:: INPUT ROWS ::

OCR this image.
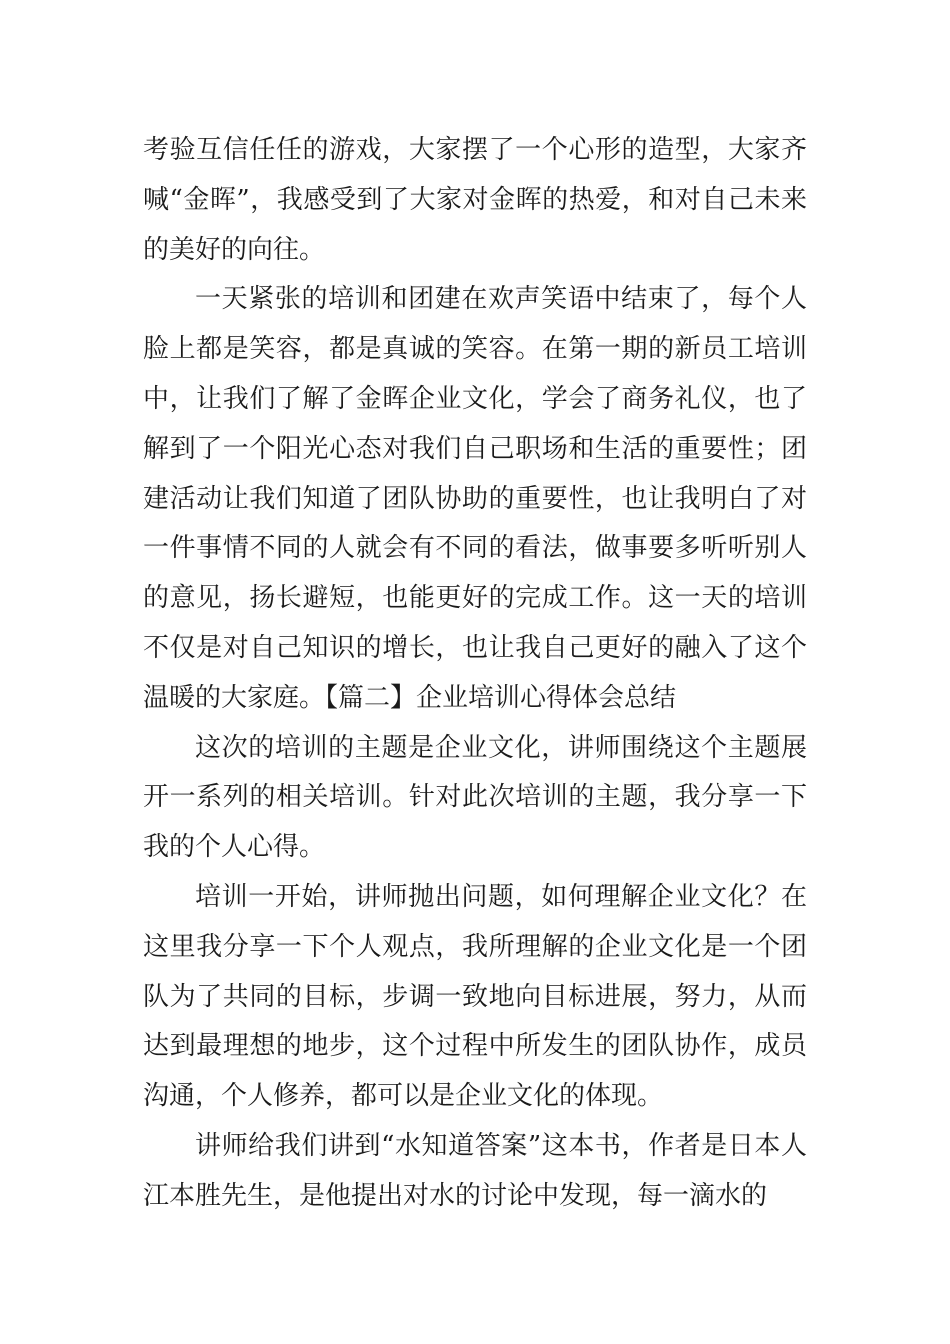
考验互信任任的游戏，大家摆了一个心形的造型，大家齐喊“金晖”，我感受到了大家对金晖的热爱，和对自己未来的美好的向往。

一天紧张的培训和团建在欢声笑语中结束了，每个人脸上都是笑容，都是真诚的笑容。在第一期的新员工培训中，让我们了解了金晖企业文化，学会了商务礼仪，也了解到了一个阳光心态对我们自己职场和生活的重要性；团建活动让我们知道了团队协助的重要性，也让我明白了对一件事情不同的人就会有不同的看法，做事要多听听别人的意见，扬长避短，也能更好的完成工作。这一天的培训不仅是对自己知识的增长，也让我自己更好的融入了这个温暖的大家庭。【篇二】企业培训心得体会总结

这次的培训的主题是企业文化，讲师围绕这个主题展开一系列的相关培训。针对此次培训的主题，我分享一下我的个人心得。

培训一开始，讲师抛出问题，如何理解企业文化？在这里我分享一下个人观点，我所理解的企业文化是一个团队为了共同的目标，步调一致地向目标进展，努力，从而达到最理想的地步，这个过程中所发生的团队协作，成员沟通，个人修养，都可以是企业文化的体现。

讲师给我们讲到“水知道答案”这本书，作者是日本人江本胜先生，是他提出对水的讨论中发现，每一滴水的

:::
:: INPUT ROWS ::

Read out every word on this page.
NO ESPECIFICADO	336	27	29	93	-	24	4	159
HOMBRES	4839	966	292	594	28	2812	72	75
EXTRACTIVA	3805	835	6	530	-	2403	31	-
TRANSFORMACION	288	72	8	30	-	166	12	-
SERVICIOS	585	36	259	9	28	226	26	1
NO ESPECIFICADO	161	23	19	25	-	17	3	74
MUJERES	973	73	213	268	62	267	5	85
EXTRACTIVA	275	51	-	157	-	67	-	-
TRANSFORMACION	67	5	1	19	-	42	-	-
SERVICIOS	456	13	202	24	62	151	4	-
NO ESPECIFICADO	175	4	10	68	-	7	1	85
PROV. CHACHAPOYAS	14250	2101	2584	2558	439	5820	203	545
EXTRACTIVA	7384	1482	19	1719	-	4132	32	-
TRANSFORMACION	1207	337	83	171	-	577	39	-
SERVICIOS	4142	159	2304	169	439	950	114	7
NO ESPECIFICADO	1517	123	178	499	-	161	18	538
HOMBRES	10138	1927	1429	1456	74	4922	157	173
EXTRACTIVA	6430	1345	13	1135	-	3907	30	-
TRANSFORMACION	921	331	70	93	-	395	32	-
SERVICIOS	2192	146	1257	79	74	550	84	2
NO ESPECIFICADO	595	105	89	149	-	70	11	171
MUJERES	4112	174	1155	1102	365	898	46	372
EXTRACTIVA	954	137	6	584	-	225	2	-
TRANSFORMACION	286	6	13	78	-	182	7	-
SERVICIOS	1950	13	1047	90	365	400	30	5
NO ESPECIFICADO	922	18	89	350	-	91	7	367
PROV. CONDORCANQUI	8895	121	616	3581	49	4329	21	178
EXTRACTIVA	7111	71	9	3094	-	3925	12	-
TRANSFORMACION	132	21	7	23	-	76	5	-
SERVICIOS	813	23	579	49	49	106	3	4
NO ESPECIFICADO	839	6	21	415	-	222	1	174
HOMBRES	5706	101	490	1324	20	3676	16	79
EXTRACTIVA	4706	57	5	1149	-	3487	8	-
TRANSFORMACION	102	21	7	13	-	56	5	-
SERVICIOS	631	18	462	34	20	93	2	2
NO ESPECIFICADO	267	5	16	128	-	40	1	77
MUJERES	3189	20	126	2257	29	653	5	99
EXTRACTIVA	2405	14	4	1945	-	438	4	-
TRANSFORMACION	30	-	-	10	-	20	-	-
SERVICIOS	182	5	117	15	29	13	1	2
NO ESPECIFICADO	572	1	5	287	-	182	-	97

:::
:: INPUT ROWS ::

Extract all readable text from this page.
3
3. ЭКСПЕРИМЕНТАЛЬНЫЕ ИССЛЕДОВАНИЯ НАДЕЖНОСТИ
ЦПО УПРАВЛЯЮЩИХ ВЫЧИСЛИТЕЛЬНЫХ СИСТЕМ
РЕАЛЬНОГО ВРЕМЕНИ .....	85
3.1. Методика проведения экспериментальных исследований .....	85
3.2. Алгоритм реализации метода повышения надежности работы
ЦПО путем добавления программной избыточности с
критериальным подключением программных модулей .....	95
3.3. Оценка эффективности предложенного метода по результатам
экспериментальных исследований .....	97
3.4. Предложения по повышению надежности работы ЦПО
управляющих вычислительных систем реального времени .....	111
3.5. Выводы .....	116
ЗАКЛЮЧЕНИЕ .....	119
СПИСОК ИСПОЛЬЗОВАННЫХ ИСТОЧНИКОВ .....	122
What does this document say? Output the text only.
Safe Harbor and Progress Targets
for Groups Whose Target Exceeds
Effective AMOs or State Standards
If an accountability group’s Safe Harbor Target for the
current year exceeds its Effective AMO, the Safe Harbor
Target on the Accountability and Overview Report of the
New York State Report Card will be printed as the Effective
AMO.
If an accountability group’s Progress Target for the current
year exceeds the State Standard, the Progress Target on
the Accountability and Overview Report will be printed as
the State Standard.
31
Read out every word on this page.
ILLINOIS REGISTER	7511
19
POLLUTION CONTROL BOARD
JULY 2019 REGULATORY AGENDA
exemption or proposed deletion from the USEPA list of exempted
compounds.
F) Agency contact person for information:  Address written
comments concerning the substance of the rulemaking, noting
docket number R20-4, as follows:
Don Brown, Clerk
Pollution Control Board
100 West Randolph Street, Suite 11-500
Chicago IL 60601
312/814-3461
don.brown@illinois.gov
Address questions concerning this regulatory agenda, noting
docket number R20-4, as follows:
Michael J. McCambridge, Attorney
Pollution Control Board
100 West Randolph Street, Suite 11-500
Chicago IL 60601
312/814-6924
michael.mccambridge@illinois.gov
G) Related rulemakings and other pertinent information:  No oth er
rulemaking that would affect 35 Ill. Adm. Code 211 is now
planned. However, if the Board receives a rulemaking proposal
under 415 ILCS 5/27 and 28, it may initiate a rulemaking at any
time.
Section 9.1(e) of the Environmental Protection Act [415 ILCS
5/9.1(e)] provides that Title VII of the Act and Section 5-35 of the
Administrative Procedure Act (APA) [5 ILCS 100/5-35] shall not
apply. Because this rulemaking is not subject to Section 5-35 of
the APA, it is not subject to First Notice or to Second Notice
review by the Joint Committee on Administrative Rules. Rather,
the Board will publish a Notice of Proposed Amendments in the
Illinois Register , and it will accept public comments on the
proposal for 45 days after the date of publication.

:::

TASK REQUIREMENTS – Report only the count of lines that include the string "исследований".

ANSWER FOR THIS EXERCISE – 2